**Work to complete**
Locate every line in the records below that contains the word "this", and copy each one.

____

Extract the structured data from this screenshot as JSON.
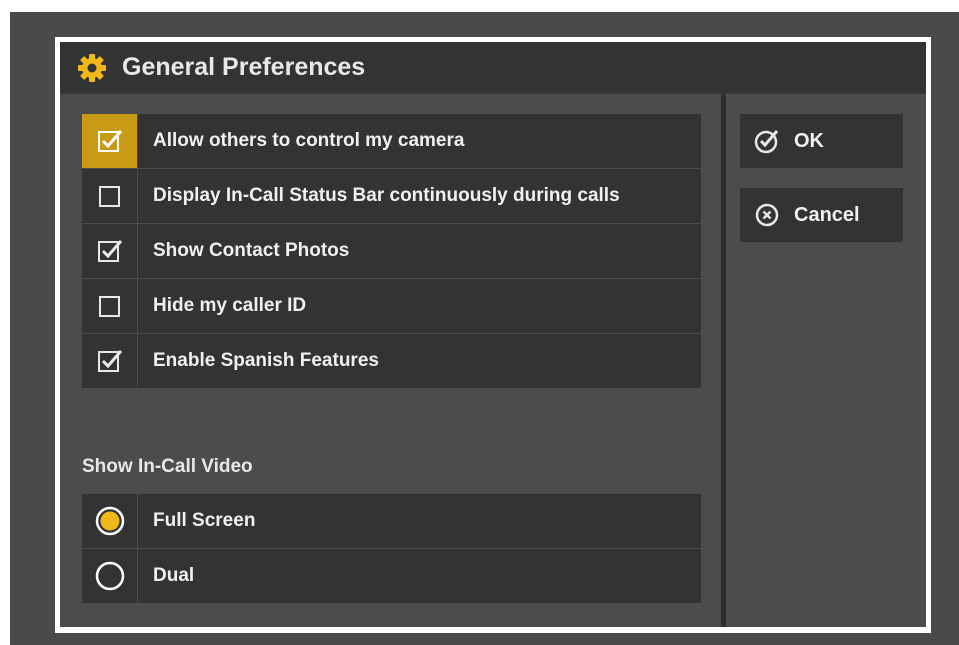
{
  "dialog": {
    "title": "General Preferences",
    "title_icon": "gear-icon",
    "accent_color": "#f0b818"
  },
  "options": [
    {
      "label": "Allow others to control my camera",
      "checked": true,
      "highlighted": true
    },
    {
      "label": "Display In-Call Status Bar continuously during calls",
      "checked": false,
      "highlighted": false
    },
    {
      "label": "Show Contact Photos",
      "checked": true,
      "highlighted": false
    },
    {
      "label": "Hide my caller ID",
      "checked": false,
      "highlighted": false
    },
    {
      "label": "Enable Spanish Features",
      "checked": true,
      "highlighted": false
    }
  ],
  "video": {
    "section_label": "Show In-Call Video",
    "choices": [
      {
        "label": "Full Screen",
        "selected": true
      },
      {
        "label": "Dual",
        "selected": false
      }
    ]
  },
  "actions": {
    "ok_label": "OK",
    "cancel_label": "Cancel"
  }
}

____

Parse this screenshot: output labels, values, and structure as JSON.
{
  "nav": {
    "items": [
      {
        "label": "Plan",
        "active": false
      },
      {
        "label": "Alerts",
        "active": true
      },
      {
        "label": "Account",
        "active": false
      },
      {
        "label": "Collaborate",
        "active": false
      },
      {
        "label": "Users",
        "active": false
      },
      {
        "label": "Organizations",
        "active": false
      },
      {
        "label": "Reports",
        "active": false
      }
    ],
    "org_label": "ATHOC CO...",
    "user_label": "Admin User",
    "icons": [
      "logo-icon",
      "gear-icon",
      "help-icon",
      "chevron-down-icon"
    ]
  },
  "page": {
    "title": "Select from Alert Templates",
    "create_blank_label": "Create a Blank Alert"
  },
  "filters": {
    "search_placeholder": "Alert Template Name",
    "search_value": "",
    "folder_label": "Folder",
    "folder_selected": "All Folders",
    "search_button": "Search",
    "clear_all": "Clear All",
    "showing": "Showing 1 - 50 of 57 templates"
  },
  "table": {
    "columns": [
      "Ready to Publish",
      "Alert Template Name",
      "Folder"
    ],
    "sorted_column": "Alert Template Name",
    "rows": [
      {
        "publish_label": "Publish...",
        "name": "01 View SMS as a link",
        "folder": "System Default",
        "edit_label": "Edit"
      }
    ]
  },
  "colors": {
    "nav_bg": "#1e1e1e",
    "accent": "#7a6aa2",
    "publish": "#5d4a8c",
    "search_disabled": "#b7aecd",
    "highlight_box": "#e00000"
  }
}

____

**Correct result**
Extract the structured data from this screenshot as JSON.
Parse this screenshot: output labels, values, and structure as JSON.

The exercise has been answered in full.